> [What the task requires]:
Copy every one of the rows below word for word, leaving out the pictures.

> [Material for the task]:
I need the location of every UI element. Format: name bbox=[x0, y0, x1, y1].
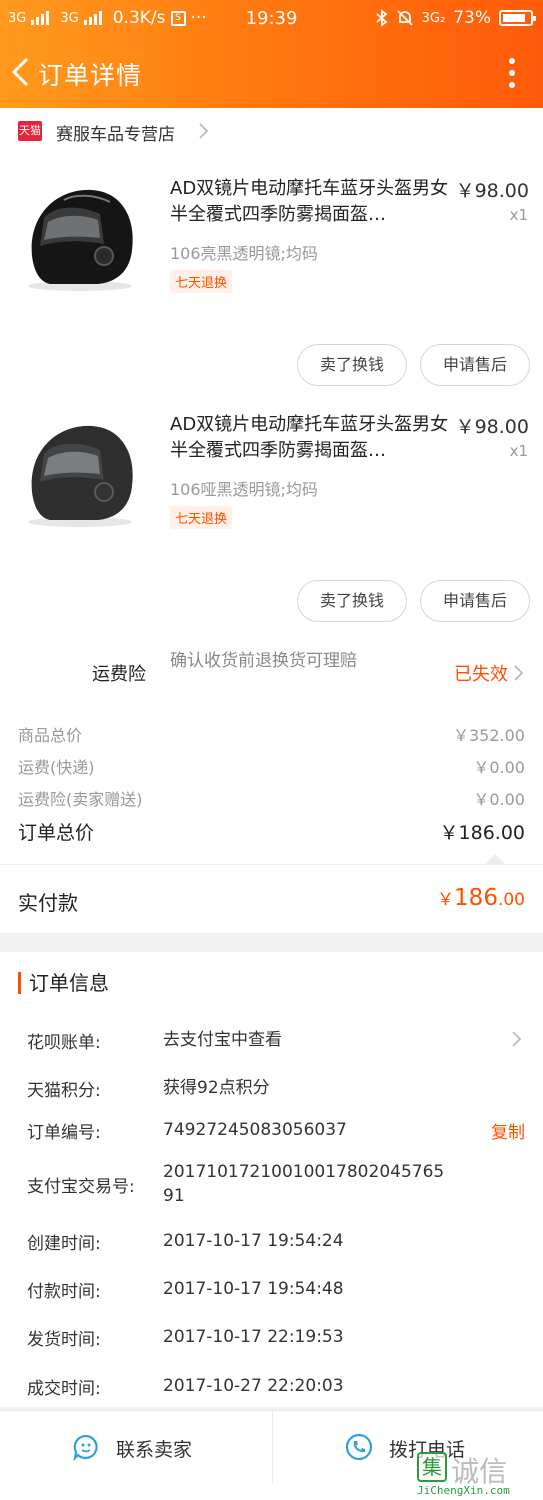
contact-seller-label: 联系卖家 bbox=[116, 1439, 193, 1461]
caret-up-icon bbox=[485, 854, 505, 864]
chevron-right-icon bbox=[512, 1031, 522, 1047]
shipped-time-value: 2017-10-17 22:19:53 bbox=[163, 1327, 344, 1347]
closed-time-value: 2017-10-27 22:20:03 bbox=[163, 1376, 344, 1396]
paid-time-label: 付款时间: bbox=[27, 1282, 101, 1302]
paid-time-value: 2017-10-17 19:54:48 bbox=[163, 1279, 344, 1299]
alipay-trade-value: 2017101721001001780204576591 bbox=[163, 1162, 445, 1206]
payment-decimal: .00 bbox=[497, 890, 525, 910]
battery-percent: 73% bbox=[453, 8, 491, 28]
product-item[interactable]: AD双镜片电动摩托车蓝牙头盔男女半全覆式四季防雾揭面盔… ￥98.00 x1 1… bbox=[0, 154, 543, 390]
product-title[interactable]: AD双镜片电动摩托车蓝牙头盔男女半全覆式四季防雾揭面盔… bbox=[170, 176, 450, 228]
order-number-value: 74927245083056037 bbox=[163, 1120, 347, 1140]
more-menu-icon[interactable] bbox=[509, 58, 517, 88]
order-card: 天猫 赛服车品专营店 AD双镜片电动摩托车蓝牙头盔男女半全覆式四季防雾揭面盔… … bbox=[0, 108, 543, 933]
product-sku: 106亮黑透明镜;均码 bbox=[170, 244, 318, 263]
shipping-fee-label: 运费(快递) bbox=[18, 758, 95, 777]
order-total-row: 订单总价 ￥186.00 bbox=[0, 818, 543, 844]
insurance-status[interactable]: 已失效 bbox=[454, 660, 508, 686]
nav-bar: 订单详情 bbox=[0, 38, 543, 108]
tmall-badge: 天猫 bbox=[18, 121, 42, 141]
order-info-section: 订单信息 花呗账单: 去支付宝中查看 天猫积分: 获得92点积分 订单编号: 7… bbox=[0, 952, 543, 1407]
resell-button[interactable]: 卖了换钱 bbox=[297, 580, 407, 622]
after-sales-button[interactable]: 申请售后 bbox=[420, 580, 530, 622]
shipping-fee-value: ￥0.00 bbox=[473, 758, 525, 777]
resell-button[interactable]: 卖了换钱 bbox=[297, 344, 407, 386]
site-watermark: 集 诚信 JiChengXin.com bbox=[417, 1450, 535, 1498]
network-type-3: 3G₂ bbox=[421, 10, 446, 26]
watermark-url: JiChengXin.com bbox=[417, 1484, 510, 1497]
product-item[interactable]: AD双镜片电动摩托车蓝牙头盔男女半全覆式四季防雾揭面盔… ￥98.00 x1 1… bbox=[0, 390, 543, 626]
product-price: ￥98.00 bbox=[455, 180, 529, 202]
actual-payment-row: 实付款 ￥186.00 bbox=[0, 864, 543, 933]
huabei-value[interactable]: 去支付宝中查看 bbox=[163, 1028, 453, 1052]
back-arrow-icon[interactable] bbox=[6, 52, 36, 92]
battery-icon bbox=[499, 10, 536, 26]
huabei-label: 花呗账单: bbox=[27, 1033, 101, 1053]
app-header: 3G 3G 0.3K/s S ··· 19:39 3G₂ 73% 订单详情 bbox=[0, 0, 543, 108]
mute-bell-icon bbox=[397, 10, 413, 26]
points-value: 获得92点积分 bbox=[163, 1078, 270, 1098]
alipay-trade-label: 支付宝交易号: bbox=[27, 1177, 135, 1197]
return-policy-tag: 七天退换 bbox=[170, 506, 233, 529]
status-right: 3G₂ 73% bbox=[376, 8, 536, 28]
points-label: 天猫积分: bbox=[27, 1081, 101, 1101]
created-time-label: 创建时间: bbox=[27, 1234, 101, 1254]
phone-icon bbox=[345, 1433, 373, 1461]
product-quantity: x1 bbox=[509, 442, 528, 460]
insurance-label: 运费险 bbox=[92, 664, 146, 685]
order-info-title: 订单信息 bbox=[18, 972, 109, 994]
helmet-image[interactable] bbox=[14, 174, 144, 304]
copy-button[interactable]: 复制 bbox=[491, 1118, 525, 1143]
order-total-label: 订单总价 bbox=[18, 822, 95, 844]
goods-total-value: ￥352.00 bbox=[453, 726, 525, 745]
product-price: ￥98.00 bbox=[455, 416, 529, 438]
product-title[interactable]: AD双镜片电动摩托车蓝牙头盔男女半全覆式四季防雾揭面盔… bbox=[170, 412, 450, 464]
contact-seller-button[interactable]: 联系卖家 bbox=[0, 1411, 272, 1483]
status-bar: 3G 3G 0.3K/s S ··· 19:39 3G₂ 73% bbox=[0, 0, 543, 38]
chevron-right-icon bbox=[199, 123, 209, 139]
insurance-fee-row: 运费险(卖家赠送) ￥0.00 bbox=[0, 786, 543, 812]
chat-bubble-icon bbox=[73, 1434, 98, 1461]
watermark-logo: 集 bbox=[417, 1452, 447, 1482]
helmet-image[interactable] bbox=[14, 410, 144, 540]
order-number-label: 订单编号: bbox=[27, 1123, 101, 1143]
product-quantity: x1 bbox=[509, 206, 528, 224]
bluetooth-icon bbox=[376, 9, 388, 27]
insurance-fee-value: ￥0.00 bbox=[473, 790, 525, 809]
insurance-description: 确认收货前退换货可理赔 bbox=[170, 651, 357, 671]
actual-payment-label: 实付款 bbox=[18, 891, 78, 915]
store-name[interactable]: 赛服车品专营店 bbox=[56, 120, 175, 145]
payment-integer: 186 bbox=[454, 885, 498, 911]
order-total-value: ￥186.00 bbox=[439, 822, 525, 844]
closed-time-label: 成交时间: bbox=[27, 1379, 101, 1399]
shipped-time-label: 发货时间: bbox=[27, 1330, 101, 1350]
page-title: 订单详情 bbox=[38, 61, 143, 90]
product-sku: 106哑黑透明镜;均码 bbox=[170, 480, 318, 499]
actual-payment-value: ￥186.00 bbox=[437, 885, 525, 911]
shipping-insurance-row[interactable]: 运费险 确认收货前退换货可理赔 已失效 bbox=[0, 646, 543, 704]
goods-total-label: 商品总价 bbox=[18, 726, 83, 745]
currency-symbol: ￥ bbox=[437, 890, 455, 910]
after-sales-button[interactable]: 申请售后 bbox=[420, 344, 530, 386]
goods-total-row: 商品总价 ￥352.00 bbox=[0, 722, 543, 748]
created-time-value: 2017-10-17 19:54:24 bbox=[163, 1231, 344, 1251]
return-policy-tag: 七天退换 bbox=[170, 270, 233, 293]
insurance-fee-label: 运费险(卖家赠送) bbox=[18, 790, 143, 809]
store-row[interactable]: 天猫 赛服车品专营店 bbox=[0, 108, 543, 154]
chevron-right-icon bbox=[514, 665, 524, 681]
shipping-fee-row: 运费(快递) ￥0.00 bbox=[0, 754, 543, 780]
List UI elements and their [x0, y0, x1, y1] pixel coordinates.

> [Written answer]:
I need the location of every UI element. Format: name bbox=[x0, y0, x1, y1].
contact-seller-label: 联系卖家 bbox=[116, 1439, 193, 1461]
caret-up-icon bbox=[485, 854, 505, 864]
chevron-right-icon bbox=[512, 1031, 522, 1047]
shipped-time-value: 2017-10-17 22:19:53 bbox=[163, 1327, 344, 1347]
closed-time-value: 2017-10-27 22:20:03 bbox=[163, 1376, 344, 1396]
paid-time-label: 付款时间: bbox=[27, 1282, 101, 1302]
paid-time-value: 2017-10-17 19:54:48 bbox=[163, 1279, 344, 1299]
alipay-trade-value: 2017101721001001780204576591 bbox=[163, 1162, 445, 1206]
payment-decimal: .00 bbox=[497, 890, 525, 910]
battery-percent: 73% bbox=[453, 8, 491, 28]
product-item[interactable]: AD双镜片电动摩托车蓝牙头盔男女半全覆式四季防雾揭面盔… ￥98.00 x1 1… bbox=[0, 154, 543, 390]
product-title[interactable]: AD双镜片电动摩托车蓝牙头盔男女半全覆式四季防雾揭面盔… bbox=[170, 176, 450, 228]
order-number-value: 74927245083056037 bbox=[163, 1120, 347, 1140]
more-menu-icon[interactable] bbox=[509, 58, 517, 88]
order-card: 天猫 赛服车品专营店 AD双镜片电动摩托车蓝牙头盔男女半全覆式四季防雾揭面盔… … bbox=[0, 108, 543, 933]
product-sku: 106亮黑透明镜;均码 bbox=[170, 244, 318, 263]
shipping-fee-label: 运费(快递) bbox=[18, 758, 95, 777]
order-total-row: 订单总价 ￥186.00 bbox=[0, 818, 543, 844]
insurance-status[interactable]: 已失效 bbox=[454, 660, 508, 686]
nav-bar: 订单详情 bbox=[0, 38, 543, 108]
tmall-badge: 天猫 bbox=[18, 121, 42, 141]
order-info-section: 订单信息 花呗账单: 去支付宝中查看 天猫积分: 获得92点积分 订单编号: 7… bbox=[0, 952, 543, 1407]
resell-button[interactable]: 卖了换钱 bbox=[297, 580, 407, 622]
after-sales-button[interactable]: 申请售后 bbox=[420, 580, 530, 622]
shipping-fee-value: ￥0.00 bbox=[473, 758, 525, 777]
resell-button[interactable]: 卖了换钱 bbox=[297, 344, 407, 386]
site-watermark: 集 诚信 JiChengXin.com bbox=[417, 1450, 535, 1498]
network-type-3: 3G₂ bbox=[421, 10, 446, 26]
watermark-url: JiChengXin.com bbox=[417, 1484, 510, 1497]
product-item[interactable]: AD双镜片电动摩托车蓝牙头盔男女半全覆式四季防雾揭面盔… ￥98.00 x1 1… bbox=[0, 390, 543, 626]
product-price: ￥98.00 bbox=[455, 180, 529, 202]
actual-payment-row: 实付款 ￥186.00 bbox=[0, 864, 543, 933]
huabei-value[interactable]: 去支付宝中查看 bbox=[163, 1028, 453, 1052]
back-arrow-icon[interactable] bbox=[6, 52, 36, 92]
battery-icon bbox=[499, 10, 536, 26]
huabei-label: 花呗账单: bbox=[27, 1033, 101, 1053]
app-header: 3G 3G 0.3K/s S ··· 19:39 3G₂ 73% 订单详情 bbox=[0, 0, 543, 108]
mute-bell-icon bbox=[397, 10, 413, 26]
points-value: 获得92点积分 bbox=[163, 1078, 270, 1098]
alipay-trade-label: 支付宝交易号: bbox=[27, 1177, 135, 1197]
return-policy-tag: 七天退换 bbox=[170, 506, 233, 529]
status-right: 3G₂ 73% bbox=[376, 8, 536, 28]
points-label: 天猫积分: bbox=[27, 1081, 101, 1101]
created-time-label: 创建时间: bbox=[27, 1234, 101, 1254]
phone-icon bbox=[345, 1433, 373, 1461]
product-quantity: x1 bbox=[509, 442, 528, 460]
insurance-label: 运费险 bbox=[92, 664, 146, 685]
order-info-title: 订单信息 bbox=[18, 972, 109, 994]
helmet-image[interactable] bbox=[14, 174, 144, 304]
copy-button[interactable]: 复制 bbox=[491, 1118, 525, 1143]
order-total-label: 订单总价 bbox=[18, 822, 95, 844]
goods-total-value: ￥352.00 bbox=[453, 726, 525, 745]
product-price: ￥98.00 bbox=[455, 416, 529, 438]
product-title[interactable]: AD双镜片电动摩托车蓝牙头盔男女半全覆式四季防雾揭面盔… bbox=[170, 412, 450, 464]
contact-seller-button[interactable]: 联系卖家 bbox=[0, 1411, 272, 1483]
status-bar: 3G 3G 0.3K/s S ··· 19:39 3G₂ 73% bbox=[0, 0, 543, 38]
chevron-right-icon bbox=[199, 123, 209, 139]
insurance-fee-row: 运费险(卖家赠送) ￥0.00 bbox=[0, 786, 543, 812]
chat-bubble-icon bbox=[73, 1434, 98, 1461]
watermark-logo: 集 bbox=[417, 1452, 447, 1482]
helmet-image[interactable] bbox=[14, 410, 144, 540]
order-number-label: 订单编号: bbox=[27, 1123, 101, 1143]
product-quantity: x1 bbox=[509, 206, 528, 224]
bluetooth-icon bbox=[376, 9, 388, 27]
insurance-fee-value: ￥0.00 bbox=[473, 790, 525, 809]
insurance-description: 确认收货前退换货可理赔 bbox=[170, 651, 357, 671]
actual-payment-label: 实付款 bbox=[18, 891, 78, 915]
store-name[interactable]: 赛服车品专营店 bbox=[56, 120, 175, 145]
payment-integer: 186 bbox=[454, 885, 498, 911]
order-total-value: ￥186.00 bbox=[439, 822, 525, 844]
closed-time-label: 成交时间: bbox=[27, 1379, 101, 1399]
shipped-time-label: 发货时间: bbox=[27, 1330, 101, 1350]
page-title: 订单详情 bbox=[38, 61, 143, 90]
product-sku: 106哑黑透明镜;均码 bbox=[170, 480, 318, 499]
actual-payment-value: ￥186.00 bbox=[437, 885, 525, 911]
shipping-insurance-row[interactable]: 运费险 确认收货前退换货可理赔 已失效 bbox=[0, 646, 543, 704]
goods-total-label: 商品总价 bbox=[18, 726, 83, 745]
currency-symbol: ￥ bbox=[437, 890, 455, 910]
after-sales-button[interactable]: 申请售后 bbox=[420, 344, 530, 386]
goods-total-row: 商品总价 ￥352.00 bbox=[0, 722, 543, 748]
created-time-value: 2017-10-17 19:54:24 bbox=[163, 1231, 344, 1251]
return-policy-tag: 七天退换 bbox=[170, 270, 233, 293]
insurance-fee-label: 运费险(卖家赠送) bbox=[18, 790, 143, 809]
store-row[interactable]: 天猫 赛服车品专营店 bbox=[0, 108, 543, 154]
chevron-right-icon bbox=[514, 665, 524, 681]
shipping-fee-row: 运费(快递) ￥0.00 bbox=[0, 754, 543, 780]
List UI elements and their [x0, y0, x1, y1] pixel coordinates.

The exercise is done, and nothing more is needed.